Provided data -
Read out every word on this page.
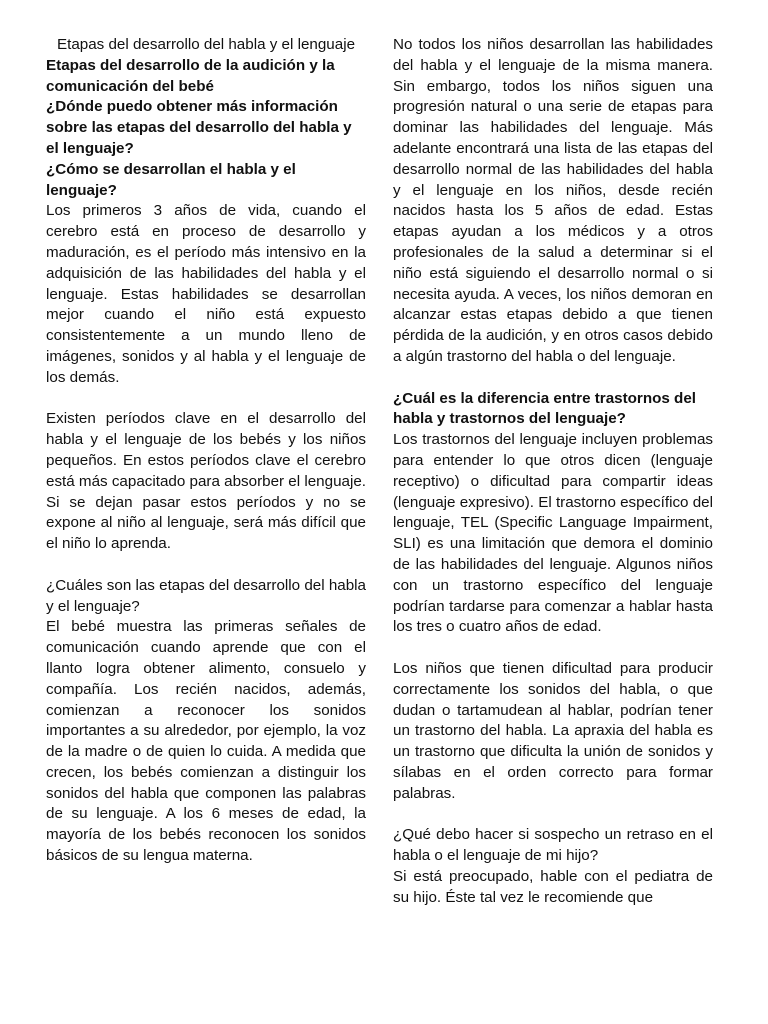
Etapas del desarrollo del habla y el lenguaje

Etapas del desarrollo de la audición y la comunicación del bebé

¿Dónde puedo obtener más información sobre las etapas del desarrollo del habla y el lenguaje?

¿Cómo se desarrollan el habla y el lenguaje?

Los primeros 3 años de vida, cuando el cerebro está en proceso de desarrollo y maduración, es el período más intensivo en la adquisición de las habilidades del habla y el lenguaje. Estas habilidades se desarrollan mejor cuando el niño está expuesto consistentemente a un mundo lleno de imágenes, sonidos y al habla y el lenguaje de los demás.

Existen períodos clave en el desarrollo del habla y el lenguaje de los bebés y los niños pequeños. En estos períodos clave el cerebro está más capacitado para absorber el lenguaje. Si se dejan pasar estos períodos y no se expone al niño al lenguaje, será más difícil que el niño lo aprenda.

¿Cuáles son las etapas del desarrollo del habla y el lenguaje?

El bebé muestra las primeras señales de comunicación cuando aprende que con el llanto logra obtener alimento, consuelo y compañía. Los recién nacidos, además, comienzan a reconocer los sonidos importantes a su alrededor, por ejemplo, la voz de la madre o de quien lo cuida. A medida que crecen, los bebés comienzan a distinguir los sonidos del habla que componen las palabras de su lenguaje. A los 6 meses de edad, la mayoría de los bebés reconocen los sonidos básicos de su lengua materna.

No todos los niños desarrollan las habilidades del habla y el lenguaje de la misma manera. Sin embargo, todos los niños siguen una progresión natural o una serie de etapas para dominar las habilidades del lenguaje. Más adelante encontrará una lista de las etapas del desarrollo normal de las habilidades del habla y el lenguaje en los niños, desde recién nacidos hasta los 5 años de edad. Estas etapas ayudan a los médicos y a otros profesionales de la salud a determinar si el niño está siguiendo el desarrollo normal o si necesita ayuda. A veces, los niños demoran en alcanzar estas etapas debido a que tienen pérdida de la audición, y en otros casos debido a algún trastorno del habla o del lenguaje.

¿Cuál es la diferencia entre trastornos del habla y trastornos del lenguaje?

Los trastornos del lenguaje incluyen problemas para entender lo que otros dicen (lenguaje receptivo) o dificultad para compartir ideas (lenguaje expresivo). El trastorno específico del lenguaje, TEL (Specific Language Impairment, SLI) es una limitación que demora el dominio de las habilidades del lenguaje. Algunos niños con un trastorno específico del lenguaje podrían tardarse para comenzar a hablar hasta los tres o cuatro años de edad.

Los niños que tienen dificultad para producir correctamente los sonidos del habla, o que dudan o tartamudean al hablar, podrían tener un trastorno del habla. La apraxia del habla es un trastorno que dificulta la unión de sonidos y sílabas en el orden correcto para formar palabras.

¿Qué debo hacer si sospecho un retraso en el habla o el lenguaje de mi hijo?

Si está preocupado, hable con el pediatra de su hijo. Éste tal vez le recomiende que
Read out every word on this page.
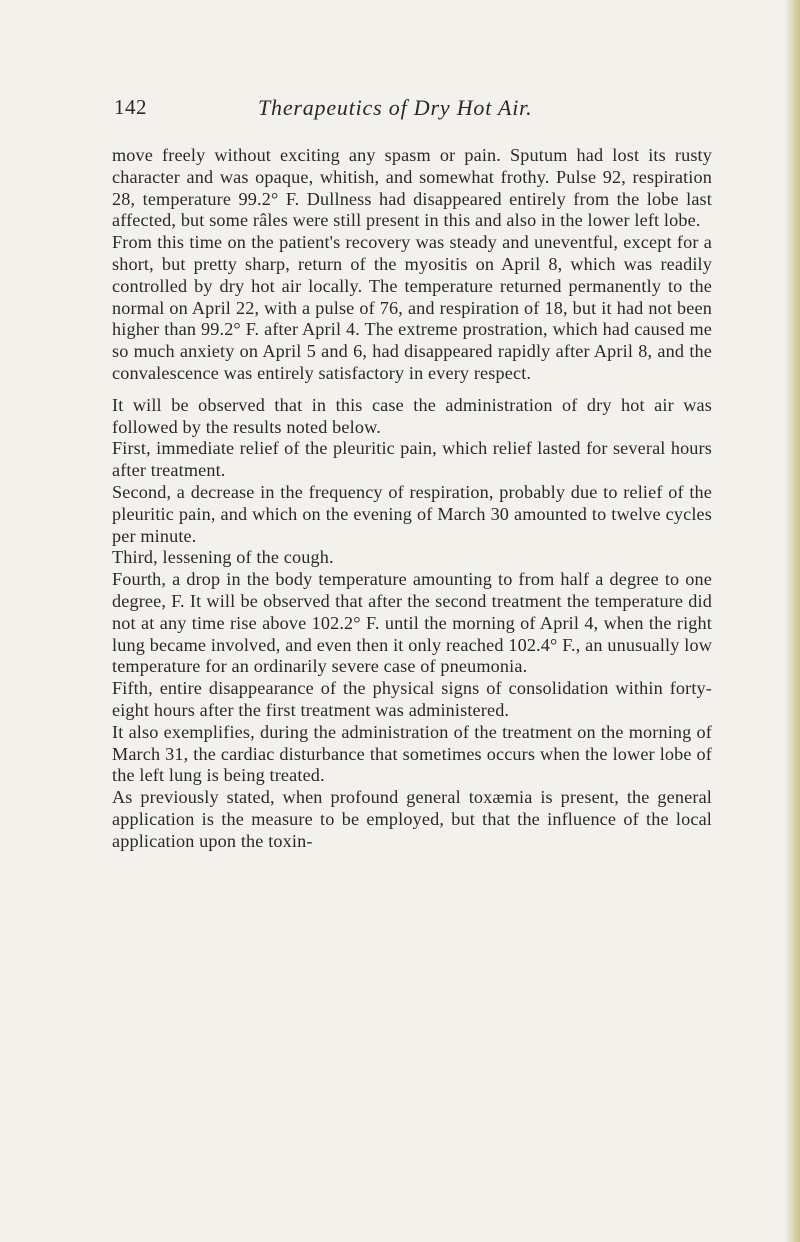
142	Therapeutics of Dry Hot Air.

move freely without exciting any spasm or pain. Sputum had lost its rusty character and was opaque, whitish, and somewhat frothy. Pulse 92, respiration 28, temperature 99.2° F. Dullness had disappeared entirely from the lobe last affected, but some râles were still present in this and also in the lower left lobe.

From this time on the patient's recovery was steady and uneventful, except for a short, but pretty sharp, return of the myositis on April 8, which was readily controlled by dry hot air locally. The temperature returned permanently to the normal on April 22, with a pulse of 76, and respiration of 18, but it had not been higher than 99.2° F. after April 4. The extreme prostration, which had caused me so much anxiety on April 5 and 6, had disappeared rapidly after April 8, and the convalescence was entirely satisfactory in every respect.

It will be observed that in this case the administration of dry hot air was followed by the results noted below.

First, immediate relief of the pleuritic pain, which relief lasted for several hours after treatment.

Second, a decrease in the frequency of respiration, probably due to relief of the pleuritic pain, and which on the evening of March 30 amounted to twelve cycles per minute.

Third, lessening of the cough.

Fourth, a drop in the body temperature amounting to from half a degree to one degree, F. It will be observed that after the second treatment the temperature did not at any time rise above 102.2° F. until the morning of April 4, when the right lung became involved, and even then it only reached 102.4° F., an unusually low temperature for an ordinarily severe case of pneumonia.

Fifth, entire disappearance of the physical signs of consolidation within forty-eight hours after the first treatment was administered.

It also exemplifies, during the administration of the treatment on the morning of March 31, the cardiac disturbance that sometimes occurs when the lower lobe of the left lung is being treated.

As previously stated, when profound general toxæmia is present, the general application is the measure to be employed, but that the influence of the local application upon the toxin-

Exercise objective - Which lines of the data include the string "pleuritic"? Find them and copy each one.

Expected answer -
First, immediate relief of the pleuritic pain, which relief lasted for several hours after treatment.
Second, a decrease in the frequency of respiration, probably due to relief of the pleuritic pain, and which on the evening of March 30 amounted to twelve cycles per minute.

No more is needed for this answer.